(TASK DESCRIPTION) Tally the lines that contain the string "morbides" and give the number by itself.
--- start of DATA LISTING ---
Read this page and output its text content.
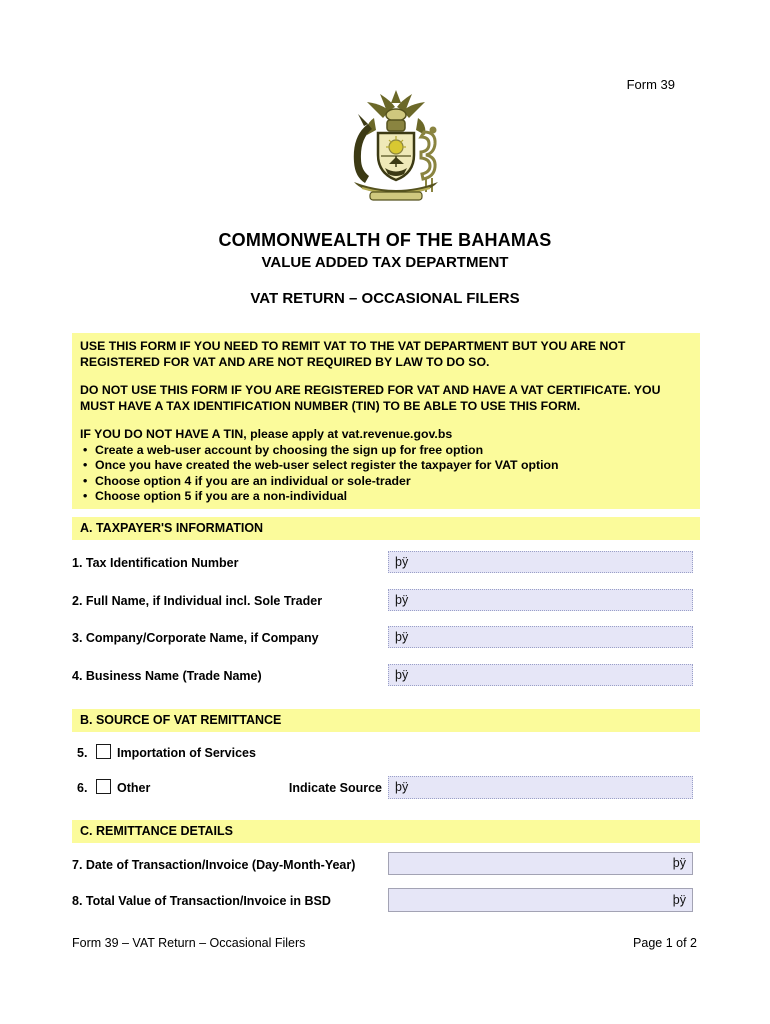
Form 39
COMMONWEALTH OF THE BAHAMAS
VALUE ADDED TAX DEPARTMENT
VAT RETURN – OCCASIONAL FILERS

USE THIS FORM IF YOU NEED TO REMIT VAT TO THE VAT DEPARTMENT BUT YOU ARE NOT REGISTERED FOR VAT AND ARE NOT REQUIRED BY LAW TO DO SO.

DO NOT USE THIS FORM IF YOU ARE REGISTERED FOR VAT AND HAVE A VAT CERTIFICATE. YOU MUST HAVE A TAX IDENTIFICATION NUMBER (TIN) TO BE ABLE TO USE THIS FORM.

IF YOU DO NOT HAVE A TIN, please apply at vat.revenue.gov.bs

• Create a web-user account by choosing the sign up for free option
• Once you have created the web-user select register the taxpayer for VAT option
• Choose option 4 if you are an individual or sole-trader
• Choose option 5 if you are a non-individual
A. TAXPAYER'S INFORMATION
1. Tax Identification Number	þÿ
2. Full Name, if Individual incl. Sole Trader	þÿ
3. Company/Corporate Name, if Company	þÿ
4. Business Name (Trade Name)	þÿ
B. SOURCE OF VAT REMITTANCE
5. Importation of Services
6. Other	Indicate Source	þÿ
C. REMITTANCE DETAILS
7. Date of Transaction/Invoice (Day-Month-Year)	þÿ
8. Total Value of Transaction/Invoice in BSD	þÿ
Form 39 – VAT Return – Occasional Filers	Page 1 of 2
--- end of DATA LISTING ---
--- start of DATA LISTING ---
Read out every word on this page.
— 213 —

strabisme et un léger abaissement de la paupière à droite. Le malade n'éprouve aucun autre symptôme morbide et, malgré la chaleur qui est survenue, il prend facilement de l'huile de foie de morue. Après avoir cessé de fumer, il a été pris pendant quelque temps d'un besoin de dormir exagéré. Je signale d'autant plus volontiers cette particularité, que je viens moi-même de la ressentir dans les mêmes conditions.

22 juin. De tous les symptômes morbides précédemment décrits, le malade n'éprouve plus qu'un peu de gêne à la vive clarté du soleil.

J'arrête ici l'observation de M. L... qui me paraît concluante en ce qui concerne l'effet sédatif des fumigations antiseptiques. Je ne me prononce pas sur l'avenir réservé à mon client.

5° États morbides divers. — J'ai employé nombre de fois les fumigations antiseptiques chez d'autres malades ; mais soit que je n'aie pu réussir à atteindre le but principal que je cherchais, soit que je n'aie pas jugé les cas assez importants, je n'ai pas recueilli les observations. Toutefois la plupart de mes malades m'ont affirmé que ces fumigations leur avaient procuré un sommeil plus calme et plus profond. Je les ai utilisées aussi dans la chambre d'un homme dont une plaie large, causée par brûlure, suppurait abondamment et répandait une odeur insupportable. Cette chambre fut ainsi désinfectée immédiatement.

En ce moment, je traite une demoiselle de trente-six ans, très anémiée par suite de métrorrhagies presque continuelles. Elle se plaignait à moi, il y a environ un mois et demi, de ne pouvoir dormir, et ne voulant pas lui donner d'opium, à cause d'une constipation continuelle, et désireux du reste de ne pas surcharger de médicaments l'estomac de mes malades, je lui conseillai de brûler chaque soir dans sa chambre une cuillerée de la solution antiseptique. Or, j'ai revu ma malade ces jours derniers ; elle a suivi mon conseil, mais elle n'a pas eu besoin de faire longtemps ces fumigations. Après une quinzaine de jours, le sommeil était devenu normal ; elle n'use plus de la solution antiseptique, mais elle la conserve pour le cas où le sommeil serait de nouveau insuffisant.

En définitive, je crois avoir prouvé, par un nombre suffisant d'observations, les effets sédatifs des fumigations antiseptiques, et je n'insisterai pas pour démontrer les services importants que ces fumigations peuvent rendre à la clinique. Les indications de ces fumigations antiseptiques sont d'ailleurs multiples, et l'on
--- end of DATA LISTING ---
(RESPONSE TO THIS EXERCISE) 2